*Petición escrita 1:* Copia los registros desde el comienzo hasta la línea que contiene "heatmap-cell xyxy=(512,145,515,150)", ambas incluidas, y sustituye "UI element" por "interface component" sin cambiar nada más.

*Fragmento citado:*

Marta supo antes que nadie la
llegada del Salvador, y saliendo a su encuentro, se echó a sus pies llorando y
dijo: «Señor, si hubieses estado aquí, mi hermano
Lázaro no hubiera muerto. Pero sé que Dios te concede cuanto le pides». María, llamada por el Salvador, acudió
al instante, y postrándose también como su hermana, exclamó: «Señor, si hubieses estado aquí, no habría muerto mi hermano».
Y no pudo
proseguir hablando, porque el llanto anudaba su garganta. Se enterneció el
misericordioso Corazón de Jesús al contemplar aquella escena hasta el punto de estremecerse
y gemir. «¿Dónde le habéis puesto? —preguntó. —Ven, Señor —le dijeron—, y lo verás». Y
entonces, también lloró el Hijo de Dios.
Con
aquellas lágrimas nos enseña Jesús a llorar con los que lloran —dice San
Ambrosio—; pero de modo especial significa aquel
llanto la intensa pena que le produce la muerte espiritual de los pecadores, muerte
en cuya comparación la corporal no pasa de mera figura. Algunos judíos,
testigos de aquella escena, decían por lo bajo «¡Cuánto
le amaba!» Otros murmuraban diciendo: «Ese
hombre que ha curado tantos ciegos, ¿no podía haber impedido la muerte de su
amigo?» Llegaron al sepulcro, y en medio de imponente silencio mandó
Jesús retirar la piedra que cubría el cubículo, el cadáver había empezado a
descomponerse. Ante la expectación de los presentes que preveían un grande
acontecimiento, Jesucristo levantó los ojos al cielo y exclamó: «Padre, gracias te doy porque oíste mis ruegos». Mirando luego al difunto gritó «Lázaro, sal afuera». Y Lázaro
se levantó con vida y salió del sepulcro. El
portentoso milagro fue para Marta y María Magdalena recompensa de su fe, y para
Cristo pretexto de su sentencia de muerte.
SEGUNDA UNCIÓN EN BETANIA
El triunfo del
Redentor en Jerusalén el domingo de Ramos, de tal manera exasperó a los
fariseos que los indujo a planear definitivamente la muerte del Hijo de Dios.
Jesús se hospedaba en casa de sus amigos predilectos. Estaban reunidos a la
mesa con Él, Lázaro, Marta y María Magdalena, la Madre del Salvador, los
Apóstoles y algunos de los discípulos más adictos. Lázaro estaba sentado frente
al Señor, Marta servía como de costumbre, y María Magdalena otra vez había
escogido la mejor suerte; porque habiendo abandonado momentáneamente la sala
del festín, volvió luego con un vaso de alabastro que contenía delicado perfume
y lo derramó sobre los benditos pies y sobre la sagrada cabeza del Maestro.

*Petición escrita 2:* Escribe la continuación del relato sobre Lázaro y la unción en Betania a partir de su última frase.

*Registros:*
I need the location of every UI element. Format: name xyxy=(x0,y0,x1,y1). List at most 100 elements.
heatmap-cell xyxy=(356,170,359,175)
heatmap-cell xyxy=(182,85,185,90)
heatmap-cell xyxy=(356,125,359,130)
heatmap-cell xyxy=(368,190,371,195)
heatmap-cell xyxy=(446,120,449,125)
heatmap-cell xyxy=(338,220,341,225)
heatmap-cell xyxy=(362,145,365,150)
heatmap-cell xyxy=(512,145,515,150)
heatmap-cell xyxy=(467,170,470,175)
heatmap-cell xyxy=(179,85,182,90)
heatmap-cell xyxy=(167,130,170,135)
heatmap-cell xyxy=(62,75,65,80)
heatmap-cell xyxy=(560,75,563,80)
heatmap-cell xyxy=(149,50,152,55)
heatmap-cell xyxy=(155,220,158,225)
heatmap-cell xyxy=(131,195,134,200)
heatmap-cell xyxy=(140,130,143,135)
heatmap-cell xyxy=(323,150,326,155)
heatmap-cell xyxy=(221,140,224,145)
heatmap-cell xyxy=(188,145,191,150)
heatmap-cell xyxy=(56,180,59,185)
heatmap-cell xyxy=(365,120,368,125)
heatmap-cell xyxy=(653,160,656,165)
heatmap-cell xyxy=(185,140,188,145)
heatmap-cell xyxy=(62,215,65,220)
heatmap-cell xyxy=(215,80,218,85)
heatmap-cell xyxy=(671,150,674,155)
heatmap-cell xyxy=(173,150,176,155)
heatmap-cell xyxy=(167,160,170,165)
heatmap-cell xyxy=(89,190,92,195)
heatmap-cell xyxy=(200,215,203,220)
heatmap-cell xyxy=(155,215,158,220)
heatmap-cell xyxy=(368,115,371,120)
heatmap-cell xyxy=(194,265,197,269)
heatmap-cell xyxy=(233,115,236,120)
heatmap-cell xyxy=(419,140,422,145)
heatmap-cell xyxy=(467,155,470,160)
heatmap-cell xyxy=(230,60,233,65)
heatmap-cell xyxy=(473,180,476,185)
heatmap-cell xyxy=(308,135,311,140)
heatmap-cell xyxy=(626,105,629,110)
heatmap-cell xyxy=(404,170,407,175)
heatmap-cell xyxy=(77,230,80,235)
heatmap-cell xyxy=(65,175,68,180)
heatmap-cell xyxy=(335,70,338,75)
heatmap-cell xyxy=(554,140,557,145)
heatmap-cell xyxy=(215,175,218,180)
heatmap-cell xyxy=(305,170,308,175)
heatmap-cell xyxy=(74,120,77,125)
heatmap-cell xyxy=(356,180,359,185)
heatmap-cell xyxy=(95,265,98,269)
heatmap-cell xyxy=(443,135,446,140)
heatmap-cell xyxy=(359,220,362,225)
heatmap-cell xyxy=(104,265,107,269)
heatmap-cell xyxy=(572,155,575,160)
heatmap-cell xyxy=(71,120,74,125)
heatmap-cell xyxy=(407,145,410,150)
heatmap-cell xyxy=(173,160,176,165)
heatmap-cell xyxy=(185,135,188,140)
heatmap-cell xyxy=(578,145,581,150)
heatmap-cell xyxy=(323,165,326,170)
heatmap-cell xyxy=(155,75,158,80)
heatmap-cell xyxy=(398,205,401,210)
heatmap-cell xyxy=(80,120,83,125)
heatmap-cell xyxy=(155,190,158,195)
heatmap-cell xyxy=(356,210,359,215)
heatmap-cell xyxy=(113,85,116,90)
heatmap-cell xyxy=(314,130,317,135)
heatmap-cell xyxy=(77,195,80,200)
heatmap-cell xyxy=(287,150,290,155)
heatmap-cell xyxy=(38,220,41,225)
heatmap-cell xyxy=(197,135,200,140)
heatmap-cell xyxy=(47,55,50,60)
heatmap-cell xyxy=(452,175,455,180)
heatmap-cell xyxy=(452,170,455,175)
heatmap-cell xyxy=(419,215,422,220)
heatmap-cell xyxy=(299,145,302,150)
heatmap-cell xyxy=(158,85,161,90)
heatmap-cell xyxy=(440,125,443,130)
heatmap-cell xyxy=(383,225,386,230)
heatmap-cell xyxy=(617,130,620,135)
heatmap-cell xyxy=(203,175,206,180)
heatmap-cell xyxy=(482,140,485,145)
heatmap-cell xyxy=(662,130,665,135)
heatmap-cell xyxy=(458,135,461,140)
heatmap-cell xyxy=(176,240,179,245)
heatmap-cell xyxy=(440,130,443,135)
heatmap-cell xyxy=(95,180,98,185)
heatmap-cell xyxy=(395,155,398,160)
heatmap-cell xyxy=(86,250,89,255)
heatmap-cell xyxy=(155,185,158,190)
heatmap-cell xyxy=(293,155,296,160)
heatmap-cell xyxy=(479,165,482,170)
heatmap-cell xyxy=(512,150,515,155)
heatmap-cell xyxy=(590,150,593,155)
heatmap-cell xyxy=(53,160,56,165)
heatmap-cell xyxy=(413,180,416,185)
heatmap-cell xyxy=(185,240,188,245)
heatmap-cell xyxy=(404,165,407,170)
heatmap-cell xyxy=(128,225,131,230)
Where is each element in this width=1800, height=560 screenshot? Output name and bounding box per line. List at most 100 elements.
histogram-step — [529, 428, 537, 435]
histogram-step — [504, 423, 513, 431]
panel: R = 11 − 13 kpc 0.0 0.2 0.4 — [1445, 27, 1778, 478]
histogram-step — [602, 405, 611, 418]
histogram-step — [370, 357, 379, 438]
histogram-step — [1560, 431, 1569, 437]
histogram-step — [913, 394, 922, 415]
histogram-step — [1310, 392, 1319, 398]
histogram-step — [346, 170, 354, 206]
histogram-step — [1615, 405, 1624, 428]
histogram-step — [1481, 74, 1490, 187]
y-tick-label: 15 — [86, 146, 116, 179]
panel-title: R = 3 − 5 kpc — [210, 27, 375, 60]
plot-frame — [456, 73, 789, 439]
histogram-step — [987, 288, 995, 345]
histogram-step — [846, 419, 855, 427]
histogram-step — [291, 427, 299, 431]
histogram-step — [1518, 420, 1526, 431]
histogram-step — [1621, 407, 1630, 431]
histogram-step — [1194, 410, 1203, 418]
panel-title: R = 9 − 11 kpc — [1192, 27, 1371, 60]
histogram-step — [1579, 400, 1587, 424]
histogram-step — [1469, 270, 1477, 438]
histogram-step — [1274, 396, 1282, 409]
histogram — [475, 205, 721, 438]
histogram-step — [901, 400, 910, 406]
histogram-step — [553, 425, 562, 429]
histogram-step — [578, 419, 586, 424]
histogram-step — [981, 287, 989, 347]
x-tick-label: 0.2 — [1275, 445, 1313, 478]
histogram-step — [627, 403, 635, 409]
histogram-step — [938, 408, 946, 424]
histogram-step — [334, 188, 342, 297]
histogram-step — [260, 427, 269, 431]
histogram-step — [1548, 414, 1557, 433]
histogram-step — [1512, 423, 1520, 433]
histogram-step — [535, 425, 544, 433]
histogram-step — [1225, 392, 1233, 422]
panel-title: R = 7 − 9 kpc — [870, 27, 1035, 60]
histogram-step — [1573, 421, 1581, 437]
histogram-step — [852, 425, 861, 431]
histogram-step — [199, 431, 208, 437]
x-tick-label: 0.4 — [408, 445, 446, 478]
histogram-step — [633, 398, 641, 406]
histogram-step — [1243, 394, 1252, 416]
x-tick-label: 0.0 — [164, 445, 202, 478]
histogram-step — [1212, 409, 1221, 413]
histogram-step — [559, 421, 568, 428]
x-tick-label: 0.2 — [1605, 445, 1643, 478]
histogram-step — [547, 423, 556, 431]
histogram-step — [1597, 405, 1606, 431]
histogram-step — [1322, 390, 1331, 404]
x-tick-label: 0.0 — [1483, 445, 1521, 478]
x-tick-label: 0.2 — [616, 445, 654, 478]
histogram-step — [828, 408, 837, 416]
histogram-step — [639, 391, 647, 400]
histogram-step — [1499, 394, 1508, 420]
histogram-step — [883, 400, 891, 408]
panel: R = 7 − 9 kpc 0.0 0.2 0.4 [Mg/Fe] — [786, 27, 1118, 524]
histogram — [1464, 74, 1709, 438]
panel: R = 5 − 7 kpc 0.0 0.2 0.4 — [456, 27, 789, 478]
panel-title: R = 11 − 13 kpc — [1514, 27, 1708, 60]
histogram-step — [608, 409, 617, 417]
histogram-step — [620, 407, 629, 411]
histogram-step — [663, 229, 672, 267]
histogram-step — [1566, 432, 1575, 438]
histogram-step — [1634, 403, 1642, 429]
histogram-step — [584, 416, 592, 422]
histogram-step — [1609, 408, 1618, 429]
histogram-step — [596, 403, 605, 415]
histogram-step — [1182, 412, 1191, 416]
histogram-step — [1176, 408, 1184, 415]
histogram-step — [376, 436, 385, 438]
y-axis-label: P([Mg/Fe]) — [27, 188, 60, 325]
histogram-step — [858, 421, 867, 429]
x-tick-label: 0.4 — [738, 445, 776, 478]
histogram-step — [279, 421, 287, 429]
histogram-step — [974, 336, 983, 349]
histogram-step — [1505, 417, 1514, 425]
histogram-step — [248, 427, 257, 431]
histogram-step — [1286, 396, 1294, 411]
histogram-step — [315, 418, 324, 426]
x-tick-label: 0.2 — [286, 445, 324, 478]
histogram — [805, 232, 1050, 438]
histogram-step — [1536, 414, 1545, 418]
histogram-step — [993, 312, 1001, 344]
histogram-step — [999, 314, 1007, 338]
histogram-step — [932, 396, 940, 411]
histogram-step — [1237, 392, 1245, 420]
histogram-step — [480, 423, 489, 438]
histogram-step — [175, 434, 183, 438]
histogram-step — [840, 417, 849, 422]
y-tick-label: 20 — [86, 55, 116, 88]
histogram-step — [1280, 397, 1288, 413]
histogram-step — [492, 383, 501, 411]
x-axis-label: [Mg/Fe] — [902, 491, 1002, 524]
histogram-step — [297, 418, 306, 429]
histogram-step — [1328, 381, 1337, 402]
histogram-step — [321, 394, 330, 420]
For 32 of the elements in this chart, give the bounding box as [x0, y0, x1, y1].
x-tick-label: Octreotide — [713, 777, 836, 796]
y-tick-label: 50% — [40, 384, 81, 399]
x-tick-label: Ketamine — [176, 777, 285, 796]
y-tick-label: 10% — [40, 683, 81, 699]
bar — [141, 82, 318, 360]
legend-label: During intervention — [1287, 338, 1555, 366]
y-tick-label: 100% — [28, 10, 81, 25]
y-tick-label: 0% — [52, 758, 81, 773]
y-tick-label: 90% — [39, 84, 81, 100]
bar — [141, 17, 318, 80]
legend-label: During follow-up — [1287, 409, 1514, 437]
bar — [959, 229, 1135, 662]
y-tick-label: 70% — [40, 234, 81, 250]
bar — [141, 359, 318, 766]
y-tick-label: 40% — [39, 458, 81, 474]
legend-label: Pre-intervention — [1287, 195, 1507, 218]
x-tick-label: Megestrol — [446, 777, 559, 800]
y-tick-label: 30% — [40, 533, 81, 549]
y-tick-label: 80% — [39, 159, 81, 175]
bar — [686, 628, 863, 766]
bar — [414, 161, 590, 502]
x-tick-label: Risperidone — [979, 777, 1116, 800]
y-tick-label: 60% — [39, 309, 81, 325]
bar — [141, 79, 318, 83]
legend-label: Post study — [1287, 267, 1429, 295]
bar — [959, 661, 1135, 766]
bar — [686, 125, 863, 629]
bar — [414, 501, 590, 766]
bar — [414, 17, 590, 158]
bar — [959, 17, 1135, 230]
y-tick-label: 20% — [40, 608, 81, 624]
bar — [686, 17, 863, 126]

*Respuesta 1:*
I need the location of every interface component. Format: name xyxy=(x0,y0,x1,y1). List at most 100 elements.
heatmap-cell xyxy=(356,170,359,175)
heatmap-cell xyxy=(182,85,185,90)
heatmap-cell xyxy=(356,125,359,130)
heatmap-cell xyxy=(368,190,371,195)
heatmap-cell xyxy=(446,120,449,125)
heatmap-cell xyxy=(338,220,341,225)
heatmap-cell xyxy=(362,145,365,150)
heatmap-cell xyxy=(512,145,515,150)

*Respuesta 2:*
También esta vez fue mal
interpretada aquella acción; Judas, inspirado por su avaricia, murmuró
indignado: «¿A qué esta excesiva prodigalidad?
Mejor hubiera hecho en venderlo por trescientos denarios y repartirlos entre
los pobres». Asimismo, otros Apóstoles llevaron a mal el pretendido
despilfarro. Pero también Cristo sale en defensa de Magdalena, que ha obrado
guiada única y exclusivamente por amor: «¿Por qué
amonestáis a esta mujer? —pregunta—; lo que conmigo ha hecho, bien hecho está, pues vosotros
siempre tendréis pobres a vuestro lado, pero a mí no siempre me tendréis. Derramando
sobre mi cuerpo ese nardo se ha adelantado a ungir mi cuerpo para el día de la
sepultura. Por todo ello os declaro en verdad que dondequiera que se predicare
este Evangelio, y lo será por todo el mundo, se referirá en honra suya lo que
acaba de hacer».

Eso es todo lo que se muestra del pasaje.